::: Selection :::

GoogleCodeExporter commented 9 years ago
this is a new information of the error of my last compilation, the example is 
not 
the same but it's similar,i think it may be useful.
regards,
iker

Original comment by ikke...@gmail.com on 3 Oct 2008 at 11:31

Attachments:

GoogleCodeExporter commented 9 years ago
Hi,

I tested your case HALL.fds with our machine (Win 64bit / fds5_mpi_w64.exe 
posted 
yesterday by Simo). I also get a crash with similar message (see attached).

Original comment by mattia.f...@gmail.com on 3 Oct 2008 at 12:29

Attachments:

GoogleCodeExporter commented 9 years ago
I do not believe the problem has to do with PyroSim. The only thing that 
PyroSim 
does is write the FDS input file. If FDS has a problem with the input file it 
should, and usually does, write out an ERROR message just at the start. If the 
calculation runs along for hundreds of time steps, it is no longer a PyroSim 
issue. 
I also do not believe that this is an MPICH2 problem. If it were, the error 
would 
occur the first time information was passed. There are about 10 MPI data 
exchanges 
per time step, so I cannot imagine that MPI would suddenly fail after 5000 
successful exchanges. 

The error message just posted (error_4.txt) suggests that the error occurs 
within 
the radiation solver, as numbers are being passed into a subroutine. We noticed 
that 
the 64 bit compiler may be trapping underflows (numbers that are very, very 
small) 
rather than just converting them to zero, which is what happens when  you 
compile 
with 32 bit. I cannot reproduce the error on my 32 bit Linux cluster.

The case HALL.fds was run with FDS 5.2.0. Try running with the latest 64 bit 
Windows 
executable (5.2.1). 

Simo -- is there an option to NOT trap underflows? I'll look also. 

Original comment by mcgra...@gmail.com on 3 Oct 2008 at 12:35

GoogleCodeExporter commented 9 years ago
crash_HALL.txt indicates a similar error, but in a different call to a 
different 
subroutine, in the radiation solver. I will try to run the case with full 
debugging 
and see if something becomes obvious.

Original comment by mcgra...@gmail.com on 3 Oct 2008 at 12:43

GoogleCodeExporter commented 9 years ago
[deleted comment]
GoogleCodeExporter commented 9 years ago
Kevin - ftz option for intel fortran seems to do this. And it looks like the 
default
(trap underflow) is indeed different for 32bit and 64bit systems.

::: Data :::

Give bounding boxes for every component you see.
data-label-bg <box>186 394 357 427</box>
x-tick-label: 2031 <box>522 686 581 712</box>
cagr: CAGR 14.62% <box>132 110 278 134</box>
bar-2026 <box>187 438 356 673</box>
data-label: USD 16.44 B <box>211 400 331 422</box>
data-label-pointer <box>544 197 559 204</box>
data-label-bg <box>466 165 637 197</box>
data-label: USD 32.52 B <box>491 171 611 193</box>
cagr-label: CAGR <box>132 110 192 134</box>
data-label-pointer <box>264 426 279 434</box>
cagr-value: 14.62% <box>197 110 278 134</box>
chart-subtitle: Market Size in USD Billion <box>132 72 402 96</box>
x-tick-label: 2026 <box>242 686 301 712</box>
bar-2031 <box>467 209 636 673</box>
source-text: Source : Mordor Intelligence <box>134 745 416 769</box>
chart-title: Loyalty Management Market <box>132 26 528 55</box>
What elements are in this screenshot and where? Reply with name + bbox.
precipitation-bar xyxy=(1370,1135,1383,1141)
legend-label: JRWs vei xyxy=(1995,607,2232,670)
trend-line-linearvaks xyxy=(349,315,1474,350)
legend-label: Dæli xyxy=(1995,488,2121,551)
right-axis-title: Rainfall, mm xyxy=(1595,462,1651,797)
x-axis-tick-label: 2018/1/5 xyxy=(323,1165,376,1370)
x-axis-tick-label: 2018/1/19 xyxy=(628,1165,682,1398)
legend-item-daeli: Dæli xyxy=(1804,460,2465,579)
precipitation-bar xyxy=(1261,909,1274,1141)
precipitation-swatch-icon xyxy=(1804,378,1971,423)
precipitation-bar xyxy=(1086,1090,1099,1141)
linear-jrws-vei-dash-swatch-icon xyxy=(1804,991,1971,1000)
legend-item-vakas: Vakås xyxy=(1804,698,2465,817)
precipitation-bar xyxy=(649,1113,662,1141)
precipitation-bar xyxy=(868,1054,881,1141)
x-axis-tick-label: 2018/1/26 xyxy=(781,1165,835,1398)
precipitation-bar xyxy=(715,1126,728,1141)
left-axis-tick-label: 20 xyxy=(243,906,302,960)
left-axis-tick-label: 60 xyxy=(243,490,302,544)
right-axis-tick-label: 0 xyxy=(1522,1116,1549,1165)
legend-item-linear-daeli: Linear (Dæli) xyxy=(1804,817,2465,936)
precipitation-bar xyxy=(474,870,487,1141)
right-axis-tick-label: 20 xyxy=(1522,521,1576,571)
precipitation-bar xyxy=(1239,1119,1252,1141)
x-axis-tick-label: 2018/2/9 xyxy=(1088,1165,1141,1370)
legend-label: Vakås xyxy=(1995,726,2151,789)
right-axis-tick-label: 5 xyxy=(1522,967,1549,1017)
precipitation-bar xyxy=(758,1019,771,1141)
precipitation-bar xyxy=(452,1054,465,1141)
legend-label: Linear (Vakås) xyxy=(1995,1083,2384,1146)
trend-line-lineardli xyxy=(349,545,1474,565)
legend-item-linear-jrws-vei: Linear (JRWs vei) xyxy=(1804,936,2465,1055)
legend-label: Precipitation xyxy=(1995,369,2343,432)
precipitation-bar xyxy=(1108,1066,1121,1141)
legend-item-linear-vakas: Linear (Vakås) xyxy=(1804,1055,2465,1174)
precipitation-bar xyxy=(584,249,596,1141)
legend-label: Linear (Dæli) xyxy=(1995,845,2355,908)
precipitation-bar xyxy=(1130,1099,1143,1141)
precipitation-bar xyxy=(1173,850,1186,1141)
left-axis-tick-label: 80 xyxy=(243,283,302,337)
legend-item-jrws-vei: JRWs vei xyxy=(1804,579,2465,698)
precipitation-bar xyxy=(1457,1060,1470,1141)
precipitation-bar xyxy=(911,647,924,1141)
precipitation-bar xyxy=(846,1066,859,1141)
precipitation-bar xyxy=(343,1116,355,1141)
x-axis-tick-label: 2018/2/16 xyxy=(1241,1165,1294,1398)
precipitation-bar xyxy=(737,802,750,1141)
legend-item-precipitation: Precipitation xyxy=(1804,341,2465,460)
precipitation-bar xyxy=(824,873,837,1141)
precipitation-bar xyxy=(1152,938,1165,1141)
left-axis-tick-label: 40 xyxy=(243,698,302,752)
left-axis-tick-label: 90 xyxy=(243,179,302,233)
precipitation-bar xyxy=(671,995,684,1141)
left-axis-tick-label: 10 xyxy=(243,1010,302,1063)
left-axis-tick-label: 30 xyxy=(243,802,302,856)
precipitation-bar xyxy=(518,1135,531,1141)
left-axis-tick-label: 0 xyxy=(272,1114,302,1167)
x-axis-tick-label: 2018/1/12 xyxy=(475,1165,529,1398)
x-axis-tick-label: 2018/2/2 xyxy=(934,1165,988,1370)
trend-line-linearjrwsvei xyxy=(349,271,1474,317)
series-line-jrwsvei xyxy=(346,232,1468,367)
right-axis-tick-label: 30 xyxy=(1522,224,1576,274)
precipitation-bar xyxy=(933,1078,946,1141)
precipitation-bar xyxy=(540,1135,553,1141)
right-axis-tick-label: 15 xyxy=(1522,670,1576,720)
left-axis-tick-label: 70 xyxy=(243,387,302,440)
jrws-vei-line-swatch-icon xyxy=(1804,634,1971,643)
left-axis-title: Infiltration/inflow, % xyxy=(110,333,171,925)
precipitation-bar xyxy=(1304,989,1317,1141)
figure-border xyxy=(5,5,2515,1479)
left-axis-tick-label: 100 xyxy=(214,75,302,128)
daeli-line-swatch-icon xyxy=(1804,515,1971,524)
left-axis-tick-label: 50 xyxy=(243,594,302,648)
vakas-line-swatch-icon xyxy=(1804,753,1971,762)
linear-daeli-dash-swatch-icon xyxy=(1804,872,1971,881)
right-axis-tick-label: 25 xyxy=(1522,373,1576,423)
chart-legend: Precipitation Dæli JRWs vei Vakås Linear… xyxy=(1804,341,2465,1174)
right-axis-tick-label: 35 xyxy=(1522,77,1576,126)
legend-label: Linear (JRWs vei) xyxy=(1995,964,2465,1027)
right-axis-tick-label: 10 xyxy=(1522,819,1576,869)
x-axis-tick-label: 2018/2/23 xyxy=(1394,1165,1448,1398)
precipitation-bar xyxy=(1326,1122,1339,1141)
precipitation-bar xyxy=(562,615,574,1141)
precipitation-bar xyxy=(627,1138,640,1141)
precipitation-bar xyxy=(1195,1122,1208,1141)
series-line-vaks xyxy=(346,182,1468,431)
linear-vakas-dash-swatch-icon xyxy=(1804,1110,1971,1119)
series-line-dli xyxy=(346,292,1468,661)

:::

• _Given problem_
Decide whether each statement agrees with the thread on the FDS crash, answering yes or no and quoting the words of the thread that settle it. (a) The case HALL.fds was run with FDS 5.2.0. (b) The error could be reproduced on a 32 bit Linux cluster. (c) crash_HALL.txt shows the error in the same subroutine call as error_4.txt.

• _Task answer_
(a) Yes: "The case HALL.fds was run with FDS 5.2.0."
(b) No: "I cannot reproduce the error on my 32 bit Linux cluster."
(c) No: "but in a different call to a different subroutine"